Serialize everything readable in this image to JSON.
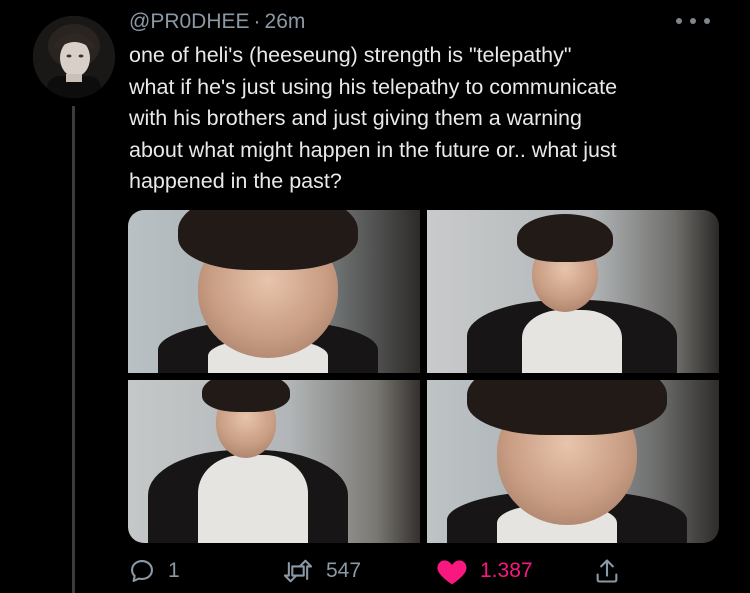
{
  "tweet": {
    "handle": "@PR0DHEE",
    "separator": "·",
    "time": "26m",
    "text": "one of heli's (heeseung) strength is \"telepathy\"\nwhat if he's just using his telepathy to communicate\nwith his brothers and just giving them a warning\nabout what might happen in the future or.. what just\nhappened in the past?"
  },
  "actions": {
    "reply_count": "1",
    "retweet_count": "547",
    "like_count": "1.387"
  },
  "icons": {
    "avatar": "user-avatar-photo",
    "more": "more-options-icon",
    "reply": "reply-bubble-icon",
    "retweet": "retweet-icon",
    "like": "heart-icon",
    "share": "share-icon"
  },
  "colors": {
    "background": "#000000",
    "text": "#e7e9ea",
    "secondary": "#8b98a5",
    "like": "#f91880",
    "thread_line": "#3a3d40"
  },
  "media": {
    "count": 4,
    "layout": "2x2 grid"
  }
}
********
Print every record above exactly as written, leaving out the pictures.

Serialize everything readable in this image to JSON.
{
  "tweet": {
    "handle": "@PR0DHEE",
    "separator": "·",
    "time": "26m",
    "text": "one of heli's (heeseung) strength is \"telepathy\"\nwhat if he's just using his telepathy to communicate\nwith his brothers and just giving them a warning\nabout what might happen in the future or.. what just\nhappened in the past?"
  },
  "actions": {
    "reply_count": "1",
    "retweet_count": "547",
    "like_count": "1.387"
  },
  "icons": {
    "avatar": "user-avatar-photo",
    "more": "more-options-icon",
    "reply": "reply-bubble-icon",
    "retweet": "retweet-icon",
    "like": "heart-icon",
    "share": "share-icon"
  },
  "colors": {
    "background": "#000000",
    "text": "#e7e9ea",
    "secondary": "#8b98a5",
    "like": "#f91880",
    "thread_line": "#3a3d40"
  },
  "media": {
    "count": 4,
    "layout": "2x2 grid"
  }
}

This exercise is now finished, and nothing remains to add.